▶ Exercise
Wherever the word "into" turns up in a line of the entries, copy that line.
-------- Records supplied --------
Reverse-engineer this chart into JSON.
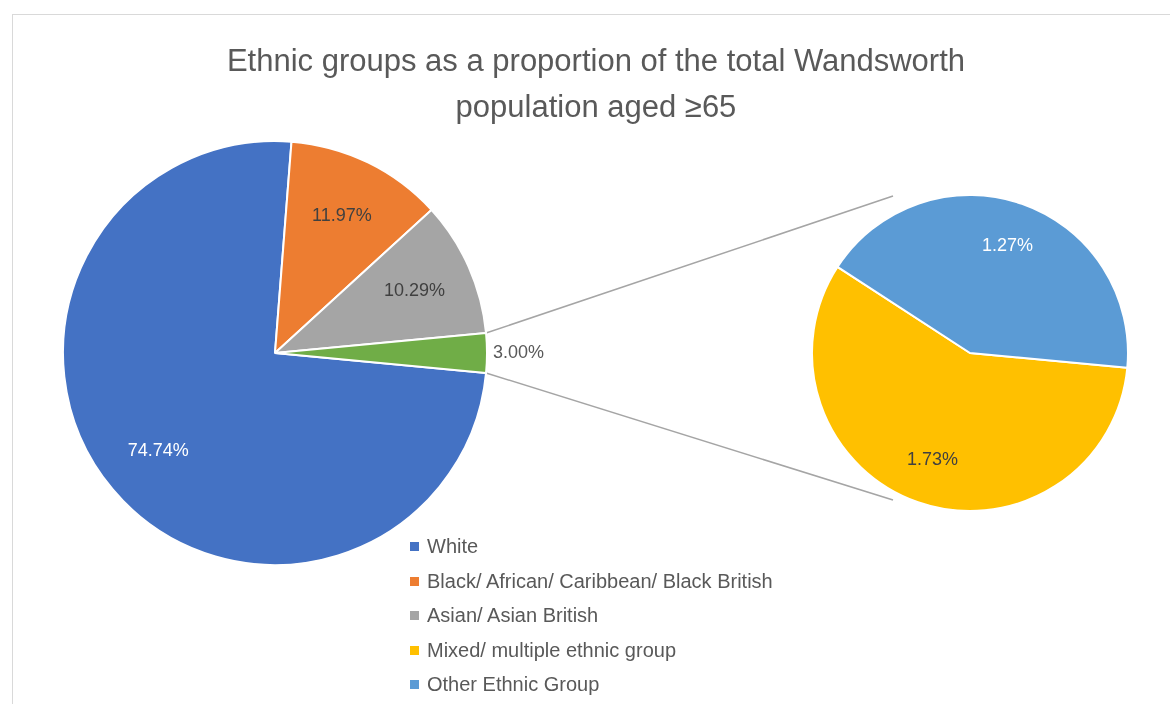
{
  "chart_data": [
    {
      "type": "pie",
      "title": "Ethnic groups as a proportion of the total Wandsworth population aged ≥65",
      "categories": [
        "White",
        "Black/ African/ Caribbean/ Black British",
        "Asian/ Asian British",
        null
      ],
      "values": [
        74.74,
        11.97,
        10.29,
        3.0
      ],
      "colors": [
        "#4472c4",
        "#ed7d31",
        "#a5a5a5",
        "#70ad47"
      ],
      "value_labels": [
        "74.74%",
        "11.97%",
        "10.29%",
        "3.00%"
      ],
      "legend": "bottom"
    },
    {
      "type": "pie",
      "categories": [
        "Mixed/ multiple ethnic group",
        "Other Ethnic Group"
      ],
      "values": [
        1.73,
        1.27
      ],
      "colors": [
        "#ffc000",
        "#5b9bd5"
      ],
      "value_labels": [
        "1.73%",
        "1.27%"
      ],
      "legend": "bottom"
    }
  ]
}
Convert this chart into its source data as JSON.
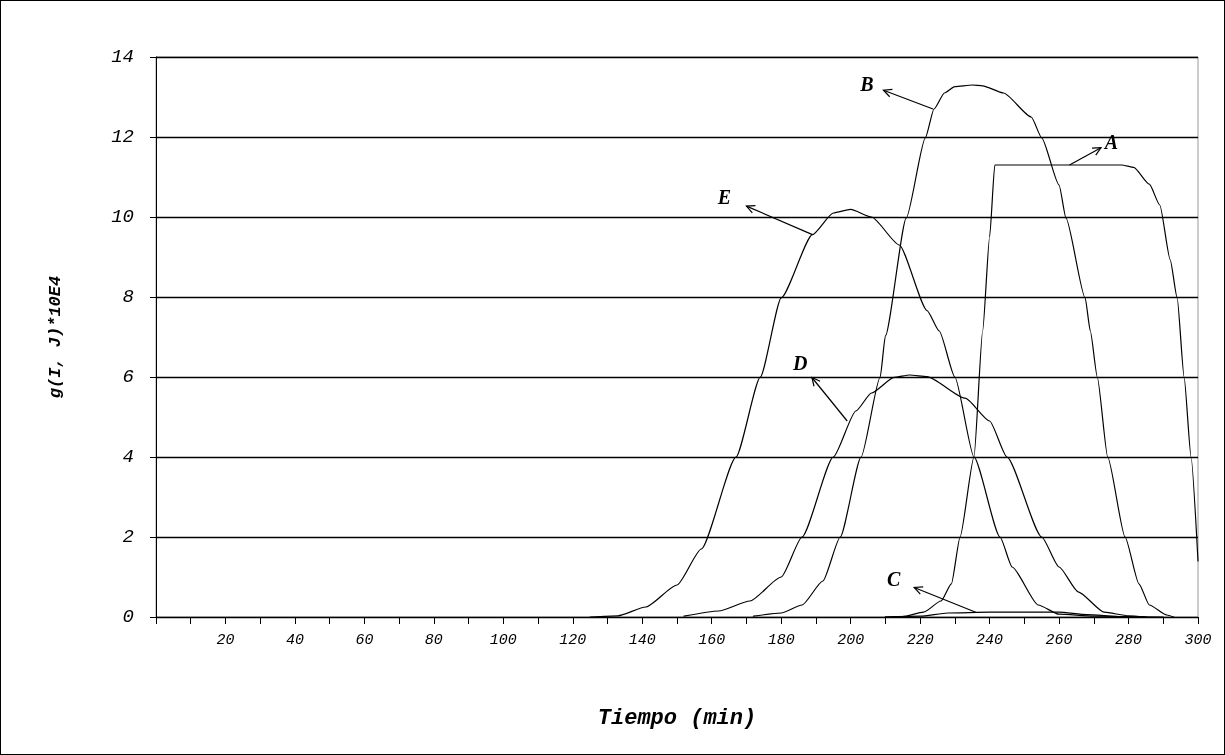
{
  "chart_data": {
    "type": "line",
    "xlabel": "Tiempo (min)",
    "ylabel": "g(I, J)*10E4",
    "xlim": [
      0,
      300
    ],
    "ylim": [
      0,
      14
    ],
    "xticks": [
      {
        "value": 0,
        "label": null
      },
      {
        "value": 10,
        "label": null
      },
      20,
      {
        "value": 30,
        "label": null
      },
      40,
      {
        "value": 50,
        "label": null
      },
      60,
      {
        "value": 70,
        "label": null
      },
      80,
      {
        "value": 90,
        "label": null
      },
      100,
      {
        "value": 110,
        "label": null
      },
      120,
      {
        "value": 130,
        "label": null
      },
      140,
      {
        "value": 150,
        "label": null
      },
      160,
      {
        "value": 170,
        "label": null
      },
      180,
      {
        "value": 190,
        "label": null
      },
      200,
      {
        "value": 210,
        "label": null
      },
      220,
      {
        "value": 230,
        "label": null
      },
      240,
      {
        "value": 250,
        "label": null
      },
      260,
      {
        "value": 270,
        "label": null
      },
      280,
      {
        "value": 290,
        "label": null
      },
      300
    ],
    "yticks": [
      0,
      2,
      4,
      6,
      8,
      10,
      12,
      14
    ],
    "grid": "y",
    "marker": "none",
    "line_style": "solid",
    "series": [
      {
        "color": "#000000",
        "x": [
          210,
          215,
          221,
          226,
          229,
          231.5,
          235.5,
          238,
          240,
          241.5,
          250,
          260,
          270,
          278,
          281.5,
          286,
          289,
          292,
          294,
          296,
          298,
          300
        ],
        "values": [
          0,
          0.01,
          0.12,
          0.4,
          0.83,
          2.0,
          4.0,
          7.15,
          9.5,
          11.3,
          11.3,
          11.3,
          11.3,
          11.3,
          11.24,
          10.82,
          10.3,
          8.93,
          7.98,
          6.0,
          4.0,
          1.4
        ]
      },
      {
        "color": "#000000",
        "x": [
          172,
          180,
          186,
          192,
          197,
          203,
          208.5,
          210,
          216,
          221.5,
          224,
          227,
          230,
          235,
          238,
          244,
          252,
          255,
          260,
          262,
          267.5,
          269,
          271,
          274,
          279,
          283,
          286,
          291,
          293
        ],
        "values": [
          0.02,
          0.1,
          0.3,
          0.9,
          2.0,
          4.0,
          6.0,
          7.03,
          9.97,
          11.98,
          12.7,
          13.1,
          13.26,
          13.3,
          13.28,
          13.1,
          12.5,
          11.98,
          10.8,
          9.97,
          7.98,
          7.15,
          6.0,
          4.0,
          2.0,
          0.83,
          0.3,
          0.05,
          0
        ]
      },
      {
        "color": "#000000",
        "x": [
          210,
          220,
          228,
          240,
          260,
          268,
          278,
          290
        ],
        "values": [
          0,
          0.02,
          0.1,
          0.12,
          0.12,
          0.06,
          0.01,
          0
        ]
      },
      {
        "color": "#000000",
        "x": [
          152,
          162,
          171,
          180,
          186,
          195,
          201.5,
          206,
          212.5,
          217,
          222,
          233,
          240,
          245,
          255,
          260,
          265.5,
          273,
          280,
          285
        ],
        "values": [
          0.02,
          0.15,
          0.4,
          1.0,
          2.0,
          4.0,
          5.15,
          5.6,
          5.99,
          6.05,
          6.01,
          5.47,
          4.9,
          4.0,
          2.0,
          1.25,
          0.63,
          0.12,
          0.03,
          0
        ]
      },
      {
        "color": "#000000",
        "x": [
          125,
          133,
          141,
          150,
          157,
          167,
          174,
          180,
          189,
          195,
          200,
          206,
          214,
          222,
          225.5,
          230,
          235.5,
          243,
          246.5,
          254,
          260,
          270,
          285
        ],
        "values": [
          0,
          0.03,
          0.25,
          0.8,
          1.7,
          4.0,
          6.0,
          7.98,
          9.56,
          10.1,
          10.19,
          10.0,
          9.3,
          7.66,
          7.15,
          6.0,
          4.0,
          2.0,
          1.25,
          0.3,
          0.07,
          0.02,
          0
        ]
      }
    ],
    "annotations": [
      {
        "text": "A",
        "x": 263,
        "y": 11.3
      },
      {
        "text": "B",
        "x": 223.7,
        "y": 12.7
      },
      {
        "text": "C",
        "x": 236,
        "y": 0.12
      },
      {
        "text": "D",
        "x": 199,
        "y": 4.9
      },
      {
        "text": "E",
        "x": 189,
        "y": 9.56
      }
    ]
  }
}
--------
▶ Written response
Reverse-engineer this chart into JSON.
Convert this chart into its source data as JSON.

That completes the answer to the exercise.